→ **TO DO**
Copy each line in which the string "Settings" occurs.

Recorded data
━━━━━━━━━━━━━━━━

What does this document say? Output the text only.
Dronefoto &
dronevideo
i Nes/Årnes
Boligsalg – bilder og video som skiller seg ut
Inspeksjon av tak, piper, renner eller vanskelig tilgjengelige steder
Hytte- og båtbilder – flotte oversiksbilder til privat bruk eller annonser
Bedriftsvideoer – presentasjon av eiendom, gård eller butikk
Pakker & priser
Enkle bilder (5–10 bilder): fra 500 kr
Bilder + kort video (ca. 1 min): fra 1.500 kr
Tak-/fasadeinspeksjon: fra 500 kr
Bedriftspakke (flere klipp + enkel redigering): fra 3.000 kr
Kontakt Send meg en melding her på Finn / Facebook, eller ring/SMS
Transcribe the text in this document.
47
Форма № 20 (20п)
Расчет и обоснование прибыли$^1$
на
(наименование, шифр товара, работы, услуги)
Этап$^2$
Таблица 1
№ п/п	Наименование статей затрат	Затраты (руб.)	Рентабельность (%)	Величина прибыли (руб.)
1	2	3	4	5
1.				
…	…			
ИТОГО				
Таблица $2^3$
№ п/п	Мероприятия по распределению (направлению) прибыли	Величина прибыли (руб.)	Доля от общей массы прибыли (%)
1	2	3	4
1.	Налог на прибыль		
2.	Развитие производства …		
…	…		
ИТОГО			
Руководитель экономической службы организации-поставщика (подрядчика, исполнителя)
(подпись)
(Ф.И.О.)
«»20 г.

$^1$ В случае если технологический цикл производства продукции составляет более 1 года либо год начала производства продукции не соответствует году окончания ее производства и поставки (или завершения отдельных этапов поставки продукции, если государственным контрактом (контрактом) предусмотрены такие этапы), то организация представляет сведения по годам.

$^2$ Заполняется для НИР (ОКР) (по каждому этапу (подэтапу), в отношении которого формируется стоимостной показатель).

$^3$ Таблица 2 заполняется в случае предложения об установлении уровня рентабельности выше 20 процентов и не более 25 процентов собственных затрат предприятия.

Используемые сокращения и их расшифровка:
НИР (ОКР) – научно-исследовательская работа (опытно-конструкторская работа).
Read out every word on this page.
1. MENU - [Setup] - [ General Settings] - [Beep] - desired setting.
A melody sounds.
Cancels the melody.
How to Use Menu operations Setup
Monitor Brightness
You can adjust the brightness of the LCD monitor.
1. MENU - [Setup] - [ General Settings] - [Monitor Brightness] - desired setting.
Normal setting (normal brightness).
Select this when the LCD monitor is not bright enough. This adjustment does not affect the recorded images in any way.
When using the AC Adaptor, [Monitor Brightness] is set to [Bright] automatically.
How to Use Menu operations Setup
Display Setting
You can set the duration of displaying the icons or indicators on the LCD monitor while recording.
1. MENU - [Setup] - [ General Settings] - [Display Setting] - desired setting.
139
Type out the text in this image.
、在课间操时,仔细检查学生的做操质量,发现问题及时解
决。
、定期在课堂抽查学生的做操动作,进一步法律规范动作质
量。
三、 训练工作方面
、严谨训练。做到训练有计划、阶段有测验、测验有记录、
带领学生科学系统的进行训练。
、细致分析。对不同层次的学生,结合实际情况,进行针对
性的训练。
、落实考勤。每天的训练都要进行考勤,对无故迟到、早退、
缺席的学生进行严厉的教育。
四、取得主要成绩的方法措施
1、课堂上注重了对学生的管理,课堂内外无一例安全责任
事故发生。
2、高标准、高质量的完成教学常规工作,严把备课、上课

━━━━━━━━━━━━━━━━

→ **ANSWER IN FULL**
1. MENU - [Setup] - [ General Settings] - [Beep] - desired setting.
1. MENU - [Setup] - [ General Settings] - [Monitor Brightness] - desired setting.
1. MENU - [Setup] - [ General Settings] - [Display Setting] - desired setting.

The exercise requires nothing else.